• EXTRACTED DATA
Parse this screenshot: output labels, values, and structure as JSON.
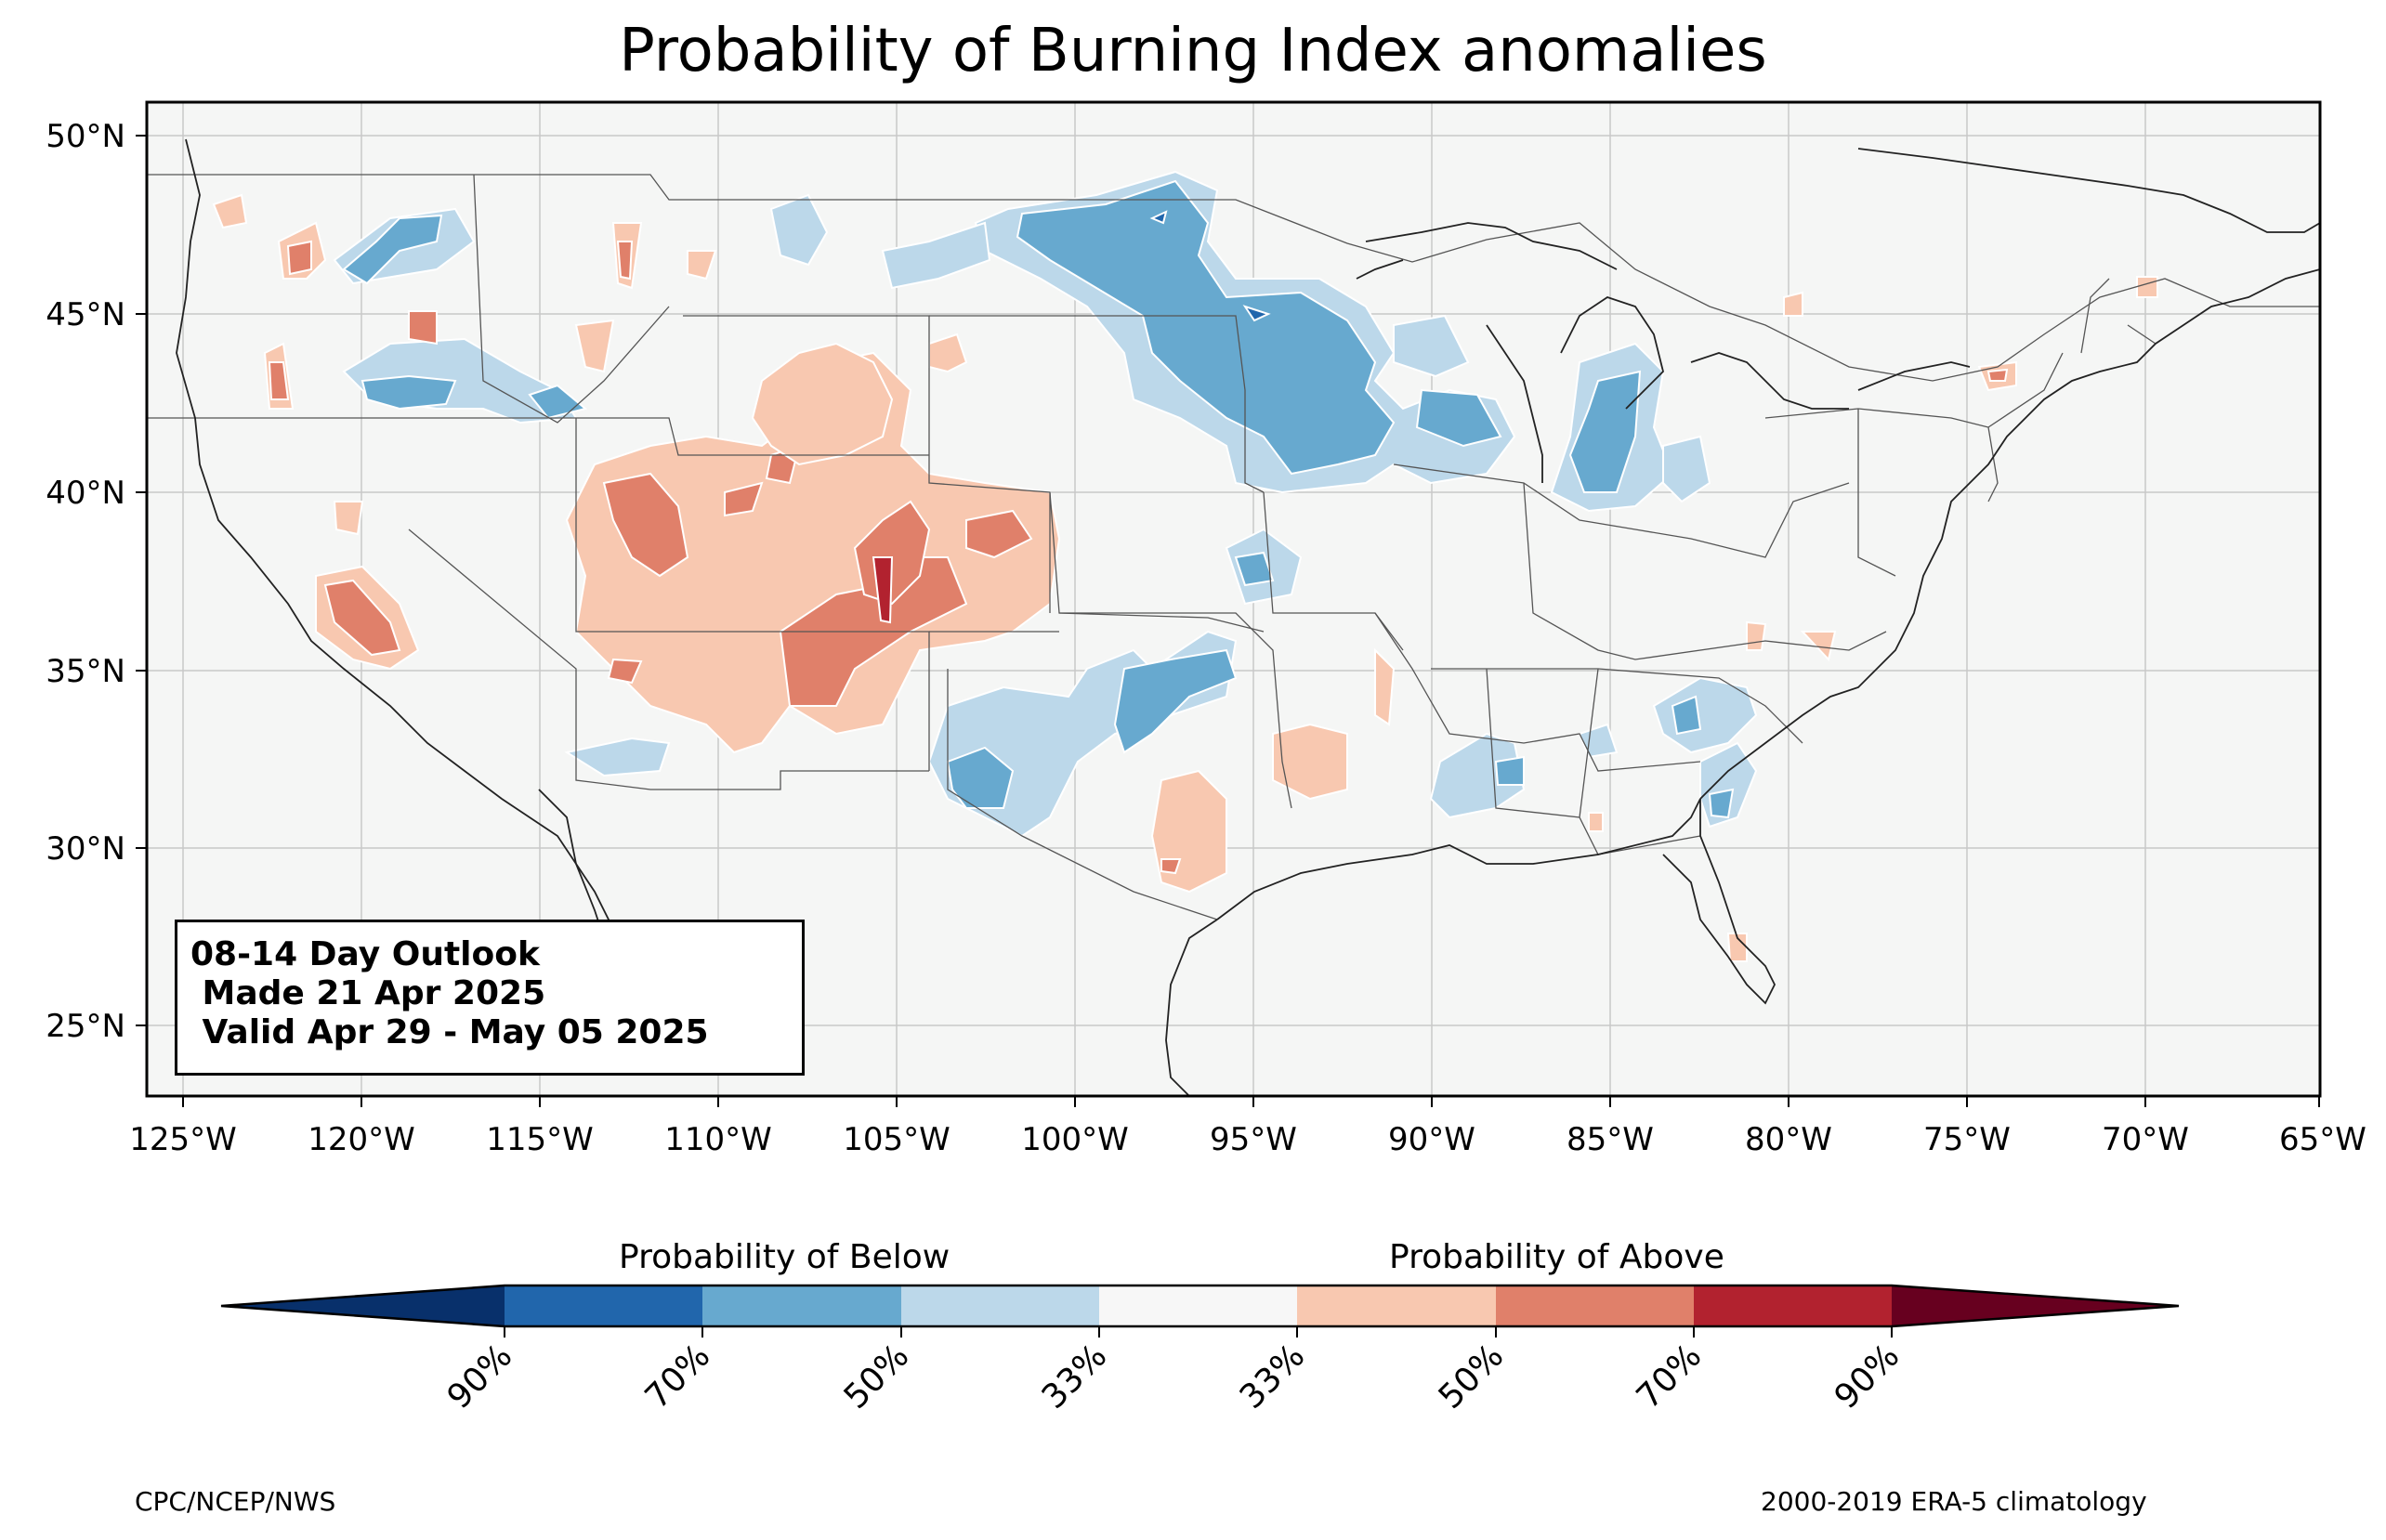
{
  "title": "Probability of Burning Index anomalies",
  "map": {
    "background_color": "#f5f6f5",
    "extent": {
      "lon_min": -126,
      "lon_max": -65,
      "lat_min": 23,
      "lat_max": 51
    },
    "lat_ticks": [
      "50°N",
      "45°N",
      "40°N",
      "35°N",
      "30°N",
      "25°N"
    ],
    "lon_ticks": [
      "125°W",
      "120°W",
      "115°W",
      "110°W",
      "105°W",
      "100°W",
      "95°W",
      "90°W",
      "85°W",
      "80°W",
      "75°W",
      "70°W",
      "65°W"
    ]
  },
  "outlook": {
    "line1": "08-14 Day Outlook",
    "line2": " Made 21 Apr 2025",
    "line3": " Valid Apr 29 - May 05 2025"
  },
  "colorbar": {
    "below_title": "Probability of Below",
    "above_title": "Probability of Above",
    "colors": [
      "#08306b",
      "#2166ac",
      "#67a9cf",
      "#bcd8ea",
      "#f7f7f7",
      "#f8c8b0",
      "#e0806a",
      "#b2222f",
      "#67001f"
    ],
    "tick_labels": [
      "90%",
      "70%",
      "50%",
      "33%",
      "33%",
      "50%",
      "70%",
      "90%"
    ]
  },
  "credits": {
    "left": "CPC/NCEP/NWS",
    "right": "2000-2019 ERA-5 climatology"
  }
}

• AIM
Using the data above, write out every line exactly, leaving the images behind.

• EXERCISE OUTPUT
Parse this screenshot: output labels, values, and structure as JSON.
{
  "title": "Probability of Burning Index anomalies",
  "map": {
    "background_color": "#f5f6f5",
    "extent": {
      "lon_min": -126,
      "lon_max": -65,
      "lat_min": 23,
      "lat_max": 51
    },
    "lat_ticks": [
      "50°N",
      "45°N",
      "40°N",
      "35°N",
      "30°N",
      "25°N"
    ],
    "lon_ticks": [
      "125°W",
      "120°W",
      "115°W",
      "110°W",
      "105°W",
      "100°W",
      "95°W",
      "90°W",
      "85°W",
      "80°W",
      "75°W",
      "70°W",
      "65°W"
    ]
  },
  "outlook": {
    "line1": "08-14 Day Outlook",
    "line2": " Made 21 Apr 2025",
    "line3": " Valid Apr 29 - May 05 2025"
  },
  "colorbar": {
    "below_title": "Probability of Below",
    "above_title": "Probability of Above",
    "colors": [
      "#08306b",
      "#2166ac",
      "#67a9cf",
      "#bcd8ea",
      "#f7f7f7",
      "#f8c8b0",
      "#e0806a",
      "#b2222f",
      "#67001f"
    ],
    "tick_labels": [
      "90%",
      "70%",
      "50%",
      "33%",
      "33%",
      "50%",
      "70%",
      "90%"
    ]
  },
  "credits": {
    "left": "CPC/NCEP/NWS",
    "right": "2000-2019 ERA-5 climatology"
  }
}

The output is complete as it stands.